Exercise aim - In the data that follows, count the lines in which the word "diseases" occurs, and report that figure alone.
*** Provided data ***
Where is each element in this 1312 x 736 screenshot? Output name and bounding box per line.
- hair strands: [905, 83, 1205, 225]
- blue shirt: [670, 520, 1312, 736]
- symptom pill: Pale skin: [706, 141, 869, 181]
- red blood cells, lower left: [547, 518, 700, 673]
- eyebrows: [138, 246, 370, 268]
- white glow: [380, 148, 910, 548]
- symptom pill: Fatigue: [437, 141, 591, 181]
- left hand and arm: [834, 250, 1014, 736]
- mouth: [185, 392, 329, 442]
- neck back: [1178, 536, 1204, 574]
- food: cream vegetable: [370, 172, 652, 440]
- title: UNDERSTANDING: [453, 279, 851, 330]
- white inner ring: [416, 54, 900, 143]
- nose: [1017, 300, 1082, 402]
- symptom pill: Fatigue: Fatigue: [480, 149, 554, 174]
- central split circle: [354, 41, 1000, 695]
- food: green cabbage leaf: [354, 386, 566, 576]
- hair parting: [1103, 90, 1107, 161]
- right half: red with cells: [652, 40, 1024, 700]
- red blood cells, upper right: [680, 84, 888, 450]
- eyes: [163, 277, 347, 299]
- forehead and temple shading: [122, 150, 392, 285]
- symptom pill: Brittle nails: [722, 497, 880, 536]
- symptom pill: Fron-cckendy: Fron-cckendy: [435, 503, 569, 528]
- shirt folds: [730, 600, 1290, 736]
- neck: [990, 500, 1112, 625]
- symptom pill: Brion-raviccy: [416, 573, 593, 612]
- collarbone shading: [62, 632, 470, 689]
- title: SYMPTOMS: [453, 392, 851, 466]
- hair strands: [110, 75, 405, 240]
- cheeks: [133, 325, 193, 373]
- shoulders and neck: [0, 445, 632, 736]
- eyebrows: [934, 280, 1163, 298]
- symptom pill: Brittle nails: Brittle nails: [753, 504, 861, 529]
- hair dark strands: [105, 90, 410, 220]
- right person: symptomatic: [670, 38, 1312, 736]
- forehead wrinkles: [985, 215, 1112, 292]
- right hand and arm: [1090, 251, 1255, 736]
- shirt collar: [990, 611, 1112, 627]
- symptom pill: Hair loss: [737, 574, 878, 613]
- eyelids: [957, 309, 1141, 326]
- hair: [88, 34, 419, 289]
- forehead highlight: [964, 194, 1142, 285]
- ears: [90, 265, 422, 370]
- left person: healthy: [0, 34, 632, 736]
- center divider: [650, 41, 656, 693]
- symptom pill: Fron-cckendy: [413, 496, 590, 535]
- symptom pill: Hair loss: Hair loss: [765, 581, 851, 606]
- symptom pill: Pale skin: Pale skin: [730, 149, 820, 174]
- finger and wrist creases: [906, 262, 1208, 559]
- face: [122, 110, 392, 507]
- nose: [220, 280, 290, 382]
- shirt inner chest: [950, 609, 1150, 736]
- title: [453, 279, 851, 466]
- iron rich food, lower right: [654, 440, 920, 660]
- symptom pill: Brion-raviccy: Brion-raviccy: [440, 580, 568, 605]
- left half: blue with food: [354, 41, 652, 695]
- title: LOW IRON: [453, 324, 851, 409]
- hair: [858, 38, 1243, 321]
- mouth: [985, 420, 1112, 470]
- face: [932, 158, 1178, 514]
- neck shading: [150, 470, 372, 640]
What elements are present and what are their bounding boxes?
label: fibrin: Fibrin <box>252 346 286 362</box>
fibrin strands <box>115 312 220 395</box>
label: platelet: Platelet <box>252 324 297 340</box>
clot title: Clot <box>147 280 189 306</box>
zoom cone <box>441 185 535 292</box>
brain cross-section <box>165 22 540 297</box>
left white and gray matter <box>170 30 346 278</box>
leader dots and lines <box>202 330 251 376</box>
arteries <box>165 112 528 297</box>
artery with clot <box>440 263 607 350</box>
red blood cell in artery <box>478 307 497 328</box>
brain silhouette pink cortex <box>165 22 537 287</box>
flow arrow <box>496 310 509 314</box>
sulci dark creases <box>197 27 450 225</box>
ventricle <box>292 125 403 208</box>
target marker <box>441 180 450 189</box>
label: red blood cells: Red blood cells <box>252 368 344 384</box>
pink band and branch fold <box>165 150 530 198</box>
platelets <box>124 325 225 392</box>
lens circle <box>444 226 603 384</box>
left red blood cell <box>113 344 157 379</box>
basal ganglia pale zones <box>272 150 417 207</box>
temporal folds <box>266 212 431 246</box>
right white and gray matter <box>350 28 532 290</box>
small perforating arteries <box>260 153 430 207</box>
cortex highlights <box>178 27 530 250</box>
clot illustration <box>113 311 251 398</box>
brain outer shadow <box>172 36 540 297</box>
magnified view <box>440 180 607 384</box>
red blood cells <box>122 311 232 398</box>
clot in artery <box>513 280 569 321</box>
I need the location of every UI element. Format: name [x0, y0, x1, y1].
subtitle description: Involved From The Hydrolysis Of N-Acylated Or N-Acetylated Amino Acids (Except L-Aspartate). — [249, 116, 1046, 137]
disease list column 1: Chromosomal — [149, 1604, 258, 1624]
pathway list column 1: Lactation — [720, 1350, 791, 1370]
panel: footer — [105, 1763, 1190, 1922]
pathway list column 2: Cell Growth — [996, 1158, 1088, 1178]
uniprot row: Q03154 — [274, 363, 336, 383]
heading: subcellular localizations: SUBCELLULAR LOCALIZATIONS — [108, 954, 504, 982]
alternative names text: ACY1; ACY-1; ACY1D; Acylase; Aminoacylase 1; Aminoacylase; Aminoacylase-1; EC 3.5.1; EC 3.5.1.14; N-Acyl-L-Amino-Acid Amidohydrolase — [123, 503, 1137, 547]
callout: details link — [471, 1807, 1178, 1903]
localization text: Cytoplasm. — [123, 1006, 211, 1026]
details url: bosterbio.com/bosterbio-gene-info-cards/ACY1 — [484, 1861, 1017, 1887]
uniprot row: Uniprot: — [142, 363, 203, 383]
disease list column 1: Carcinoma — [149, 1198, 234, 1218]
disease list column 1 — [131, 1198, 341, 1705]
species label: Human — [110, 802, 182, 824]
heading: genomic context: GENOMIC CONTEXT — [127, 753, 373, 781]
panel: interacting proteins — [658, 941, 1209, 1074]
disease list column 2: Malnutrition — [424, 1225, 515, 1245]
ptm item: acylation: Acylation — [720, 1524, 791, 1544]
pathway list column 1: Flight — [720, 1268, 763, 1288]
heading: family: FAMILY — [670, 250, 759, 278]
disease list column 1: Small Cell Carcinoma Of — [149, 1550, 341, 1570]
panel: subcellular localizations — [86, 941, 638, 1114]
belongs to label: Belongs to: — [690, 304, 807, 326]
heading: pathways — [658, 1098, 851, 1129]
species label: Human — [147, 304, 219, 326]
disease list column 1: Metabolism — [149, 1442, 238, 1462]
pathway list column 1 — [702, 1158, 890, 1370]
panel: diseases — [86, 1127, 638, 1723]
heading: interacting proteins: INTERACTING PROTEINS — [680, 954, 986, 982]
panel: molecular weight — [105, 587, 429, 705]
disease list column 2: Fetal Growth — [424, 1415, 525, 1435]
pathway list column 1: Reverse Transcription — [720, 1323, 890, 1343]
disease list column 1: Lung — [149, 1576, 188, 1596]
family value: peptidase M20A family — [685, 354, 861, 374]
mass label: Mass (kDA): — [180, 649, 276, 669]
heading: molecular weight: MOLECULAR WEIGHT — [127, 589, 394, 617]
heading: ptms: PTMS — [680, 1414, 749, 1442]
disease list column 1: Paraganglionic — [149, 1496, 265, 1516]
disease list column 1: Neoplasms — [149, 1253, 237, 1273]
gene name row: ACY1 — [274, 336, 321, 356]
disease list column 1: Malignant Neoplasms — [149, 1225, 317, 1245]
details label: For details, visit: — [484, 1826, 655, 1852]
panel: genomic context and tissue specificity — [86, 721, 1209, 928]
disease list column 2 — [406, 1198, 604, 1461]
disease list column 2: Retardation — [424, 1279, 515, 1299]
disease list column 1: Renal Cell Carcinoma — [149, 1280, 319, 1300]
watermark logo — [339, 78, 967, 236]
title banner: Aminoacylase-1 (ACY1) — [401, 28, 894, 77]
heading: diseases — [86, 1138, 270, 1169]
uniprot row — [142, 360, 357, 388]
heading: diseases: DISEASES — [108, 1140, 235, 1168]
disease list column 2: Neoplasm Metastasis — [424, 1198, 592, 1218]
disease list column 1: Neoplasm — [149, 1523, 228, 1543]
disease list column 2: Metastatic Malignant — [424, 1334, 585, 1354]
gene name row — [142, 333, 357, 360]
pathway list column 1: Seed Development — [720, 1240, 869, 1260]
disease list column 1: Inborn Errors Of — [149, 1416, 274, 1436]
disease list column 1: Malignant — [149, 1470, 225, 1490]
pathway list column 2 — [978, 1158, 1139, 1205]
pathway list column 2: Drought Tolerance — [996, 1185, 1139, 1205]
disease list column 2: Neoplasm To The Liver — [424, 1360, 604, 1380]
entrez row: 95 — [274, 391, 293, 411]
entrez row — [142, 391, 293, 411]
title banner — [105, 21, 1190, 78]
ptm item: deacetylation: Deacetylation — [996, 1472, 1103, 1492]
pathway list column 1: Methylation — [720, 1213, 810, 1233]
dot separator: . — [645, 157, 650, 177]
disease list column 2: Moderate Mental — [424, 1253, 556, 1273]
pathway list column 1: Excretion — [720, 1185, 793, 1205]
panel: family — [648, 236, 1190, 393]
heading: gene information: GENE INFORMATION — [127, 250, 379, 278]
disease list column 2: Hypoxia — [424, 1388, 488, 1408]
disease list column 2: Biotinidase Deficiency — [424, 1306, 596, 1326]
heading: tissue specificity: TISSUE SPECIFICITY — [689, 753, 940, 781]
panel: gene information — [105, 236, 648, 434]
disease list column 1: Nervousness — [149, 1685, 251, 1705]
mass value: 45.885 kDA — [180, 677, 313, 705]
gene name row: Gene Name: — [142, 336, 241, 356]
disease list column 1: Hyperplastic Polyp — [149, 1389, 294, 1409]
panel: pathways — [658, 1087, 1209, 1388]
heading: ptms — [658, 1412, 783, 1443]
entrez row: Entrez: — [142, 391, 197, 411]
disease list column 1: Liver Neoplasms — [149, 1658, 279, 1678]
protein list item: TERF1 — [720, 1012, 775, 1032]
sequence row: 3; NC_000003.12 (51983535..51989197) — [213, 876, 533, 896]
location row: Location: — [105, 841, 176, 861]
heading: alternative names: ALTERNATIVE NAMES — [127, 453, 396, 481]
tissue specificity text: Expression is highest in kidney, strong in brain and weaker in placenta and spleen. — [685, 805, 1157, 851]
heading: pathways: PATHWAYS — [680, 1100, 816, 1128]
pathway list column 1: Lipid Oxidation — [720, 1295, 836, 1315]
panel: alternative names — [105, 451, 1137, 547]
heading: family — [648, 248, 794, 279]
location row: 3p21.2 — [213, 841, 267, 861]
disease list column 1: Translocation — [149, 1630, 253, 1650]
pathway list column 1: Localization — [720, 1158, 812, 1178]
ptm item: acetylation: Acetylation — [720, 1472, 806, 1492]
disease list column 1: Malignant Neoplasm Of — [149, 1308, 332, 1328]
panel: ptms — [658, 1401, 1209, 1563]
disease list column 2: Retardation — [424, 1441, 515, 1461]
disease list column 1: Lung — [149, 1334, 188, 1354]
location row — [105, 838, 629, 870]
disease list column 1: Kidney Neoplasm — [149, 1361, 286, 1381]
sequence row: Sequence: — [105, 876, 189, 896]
*** End of Provided data ***
Response box - 3